**Raw records:**
◇ ◇ ◇ ◇ ◇ ◇ ◇
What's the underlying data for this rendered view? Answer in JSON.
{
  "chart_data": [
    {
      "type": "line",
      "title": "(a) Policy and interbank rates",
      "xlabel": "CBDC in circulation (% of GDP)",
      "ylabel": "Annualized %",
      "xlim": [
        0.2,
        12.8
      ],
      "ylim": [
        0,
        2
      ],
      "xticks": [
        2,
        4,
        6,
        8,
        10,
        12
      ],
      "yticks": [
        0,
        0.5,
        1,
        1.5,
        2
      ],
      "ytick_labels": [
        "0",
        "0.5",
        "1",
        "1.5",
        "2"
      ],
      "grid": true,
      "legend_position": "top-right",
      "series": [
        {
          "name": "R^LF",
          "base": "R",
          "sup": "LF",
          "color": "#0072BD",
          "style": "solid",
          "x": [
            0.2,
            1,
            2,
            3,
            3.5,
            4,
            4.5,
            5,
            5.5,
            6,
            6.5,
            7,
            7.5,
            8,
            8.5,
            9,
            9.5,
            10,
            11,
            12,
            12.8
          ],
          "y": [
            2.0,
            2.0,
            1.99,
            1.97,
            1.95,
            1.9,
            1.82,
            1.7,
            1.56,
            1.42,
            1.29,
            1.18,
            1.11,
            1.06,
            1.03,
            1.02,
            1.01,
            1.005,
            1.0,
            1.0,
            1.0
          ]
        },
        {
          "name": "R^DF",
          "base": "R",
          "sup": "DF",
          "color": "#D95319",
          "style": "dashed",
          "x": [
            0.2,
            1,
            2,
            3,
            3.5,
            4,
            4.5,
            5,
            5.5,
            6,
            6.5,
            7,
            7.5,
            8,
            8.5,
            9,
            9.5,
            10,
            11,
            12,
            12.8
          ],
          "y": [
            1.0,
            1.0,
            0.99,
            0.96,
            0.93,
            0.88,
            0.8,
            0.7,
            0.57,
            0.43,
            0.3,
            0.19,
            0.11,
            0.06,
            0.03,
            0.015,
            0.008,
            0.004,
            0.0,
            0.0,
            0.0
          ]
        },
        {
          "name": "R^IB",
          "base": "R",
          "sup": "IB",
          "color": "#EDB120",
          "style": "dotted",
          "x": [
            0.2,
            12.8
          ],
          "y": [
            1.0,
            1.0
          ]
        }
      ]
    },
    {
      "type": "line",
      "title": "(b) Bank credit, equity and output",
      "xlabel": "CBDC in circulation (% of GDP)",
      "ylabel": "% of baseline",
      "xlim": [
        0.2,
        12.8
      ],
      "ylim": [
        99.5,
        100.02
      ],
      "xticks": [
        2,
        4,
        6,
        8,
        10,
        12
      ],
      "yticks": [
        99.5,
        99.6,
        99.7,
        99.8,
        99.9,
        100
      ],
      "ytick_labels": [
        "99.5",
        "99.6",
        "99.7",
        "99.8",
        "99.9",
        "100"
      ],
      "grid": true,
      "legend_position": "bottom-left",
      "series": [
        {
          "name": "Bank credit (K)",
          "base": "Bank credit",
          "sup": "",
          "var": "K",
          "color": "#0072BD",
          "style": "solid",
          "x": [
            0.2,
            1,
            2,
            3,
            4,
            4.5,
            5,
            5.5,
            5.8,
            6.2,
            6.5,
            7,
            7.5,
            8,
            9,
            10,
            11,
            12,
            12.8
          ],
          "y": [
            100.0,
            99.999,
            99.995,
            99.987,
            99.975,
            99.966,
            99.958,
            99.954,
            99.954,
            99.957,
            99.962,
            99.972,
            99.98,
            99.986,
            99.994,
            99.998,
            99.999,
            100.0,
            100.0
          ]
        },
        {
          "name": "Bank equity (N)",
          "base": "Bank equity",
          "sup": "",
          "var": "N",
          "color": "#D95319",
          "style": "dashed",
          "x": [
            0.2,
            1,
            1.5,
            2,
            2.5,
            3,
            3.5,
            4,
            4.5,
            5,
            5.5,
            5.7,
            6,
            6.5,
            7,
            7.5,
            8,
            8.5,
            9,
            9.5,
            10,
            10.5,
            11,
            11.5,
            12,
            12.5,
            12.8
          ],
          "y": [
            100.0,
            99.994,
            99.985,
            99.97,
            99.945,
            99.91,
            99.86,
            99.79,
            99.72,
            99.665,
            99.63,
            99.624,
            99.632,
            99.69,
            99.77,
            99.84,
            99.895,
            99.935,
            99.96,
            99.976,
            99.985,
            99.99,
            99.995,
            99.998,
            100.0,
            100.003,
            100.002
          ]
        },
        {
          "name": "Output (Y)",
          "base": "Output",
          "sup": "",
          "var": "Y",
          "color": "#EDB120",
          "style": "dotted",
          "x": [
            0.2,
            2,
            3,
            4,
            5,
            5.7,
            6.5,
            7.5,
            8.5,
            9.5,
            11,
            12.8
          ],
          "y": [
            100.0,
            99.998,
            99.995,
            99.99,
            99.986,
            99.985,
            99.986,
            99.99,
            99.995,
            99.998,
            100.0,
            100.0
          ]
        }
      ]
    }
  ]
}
◇ ◇ ◇ ◇ ◇ ◇ ◇
**Short task:** Exactly reproduce every record.

**Output of the task:**
What's the underlying data for this rendered view? Answer in JSON.
{
  "chart_data": [
    {
      "type": "line",
      "title": "(a) Policy and interbank rates",
      "xlabel": "CBDC in circulation (% of GDP)",
      "ylabel": "Annualized %",
      "xlim": [
        0.2,
        12.8
      ],
      "ylim": [
        0,
        2
      ],
      "xticks": [
        2,
        4,
        6,
        8,
        10,
        12
      ],
      "yticks": [
        0,
        0.5,
        1,
        1.5,
        2
      ],
      "ytick_labels": [
        "0",
        "0.5",
        "1",
        "1.5",
        "2"
      ],
      "grid": true,
      "legend_position": "top-right",
      "series": [
        {
          "name": "R^LF",
          "base": "R",
          "sup": "LF",
          "color": "#0072BD",
          "style": "solid",
          "x": [
            0.2,
            1,
            2,
            3,
            3.5,
            4,
            4.5,
            5,
            5.5,
            6,
            6.5,
            7,
            7.5,
            8,
            8.5,
            9,
            9.5,
            10,
            11,
            12,
            12.8
          ],
          "y": [
            2.0,
            2.0,
            1.99,
            1.97,
            1.95,
            1.9,
            1.82,
            1.7,
            1.56,
            1.42,
            1.29,
            1.18,
            1.11,
            1.06,
            1.03,
            1.02,
            1.01,
            1.005,
            1.0,
            1.0,
            1.0
          ]
        },
        {
          "name": "R^DF",
          "base": "R",
          "sup": "DF",
          "color": "#D95319",
          "style": "dashed",
          "x": [
            0.2,
            1,
            2,
            3,
            3.5,
            4,
            4.5,
            5,
            5.5,
            6,
            6.5,
            7,
            7.5,
            8,
            8.5,
            9,
            9.5,
            10,
            11,
            12,
            12.8
          ],
          "y": [
            1.0,
            1.0,
            0.99,
            0.96,
            0.93,
            0.88,
            0.8,
            0.7,
            0.57,
            0.43,
            0.3,
            0.19,
            0.11,
            0.06,
            0.03,
            0.015,
            0.008,
            0.004,
            0.0,
            0.0,
            0.0
          ]
        },
        {
          "name": "R^IB",
          "base": "R",
          "sup": "IB",
          "color": "#EDB120",
          "style": "dotted",
          "x": [
            0.2,
            12.8
          ],
          "y": [
            1.0,
            1.0
          ]
        }
      ]
    },
    {
      "type": "line",
      "title": "(b) Bank credit, equity and output",
      "xlabel": "CBDC in circulation (% of GDP)",
      "ylabel": "% of baseline",
      "xlim": [
        0.2,
        12.8
      ],
      "ylim": [
        99.5,
        100.02
      ],
      "xticks": [
        2,
        4,
        6,
        8,
        10,
        12
      ],
      "yticks": [
        99.5,
        99.6,
        99.7,
        99.8,
        99.9,
        100
      ],
      "ytick_labels": [
        "99.5",
        "99.6",
        "99.7",
        "99.8",
        "99.9",
        "100"
      ],
      "grid": true,
      "legend_position": "bottom-left",
      "series": [
        {
          "name": "Bank credit (K)",
          "base": "Bank credit",
          "sup": "",
          "var": "K",
          "color": "#0072BD",
          "style": "solid",
          "x": [
            0.2,
            1,
            2,
            3,
            4,
            4.5,
            5,
            5.5,
            5.8,
            6.2,
            6.5,
            7,
            7.5,
            8,
            9,
            10,
            11,
            12,
            12.8
          ],
          "y": [
            100.0,
            99.999,
            99.995,
            99.987,
            99.975,
            99.966,
            99.958,
            99.954,
            99.954,
            99.957,
            99.962,
            99.972,
            99.98,
            99.986,
            99.994,
            99.998,
            99.999,
            100.0,
            100.0
          ]
        },
        {
          "name": "Bank equity (N)",
          "base": "Bank equity",
          "sup": "",
          "var": "N",
          "color": "#D95319",
          "style": "dashed",
          "x": [
            0.2,
            1,
            1.5,
            2,
            2.5,
            3,
            3.5,
            4,
            4.5,
            5,
            5.5,
            5.7,
            6,
            6.5,
            7,
            7.5,
            8,
            8.5,
            9,
            9.5,
            10,
            10.5,
            11,
            11.5,
            12,
            12.5,
            12.8
          ],
          "y": [
            100.0,
            99.994,
            99.985,
            99.97,
            99.945,
            99.91,
            99.86,
            99.79,
            99.72,
            99.665,
            99.63,
            99.624,
            99.632,
            99.69,
            99.77,
            99.84,
            99.895,
            99.935,
            99.96,
            99.976,
            99.985,
            99.99,
            99.995,
            99.998,
            100.0,
            100.003,
            100.002
          ]
        },
        {
          "name": "Output (Y)",
          "base": "Output",
          "sup": "",
          "var": "Y",
          "color": "#EDB120",
          "style": "dotted",
          "x": [
            0.2,
            2,
            3,
            4,
            5,
            5.7,
            6.5,
            7.5,
            8.5,
            9.5,
            11,
            12.8
          ],
          "y": [
            100.0,
            99.998,
            99.995,
            99.99,
            99.986,
            99.985,
            99.986,
            99.99,
            99.995,
            99.998,
            100.0,
            100.0
          ]
        }
      ]
    }
  ]
}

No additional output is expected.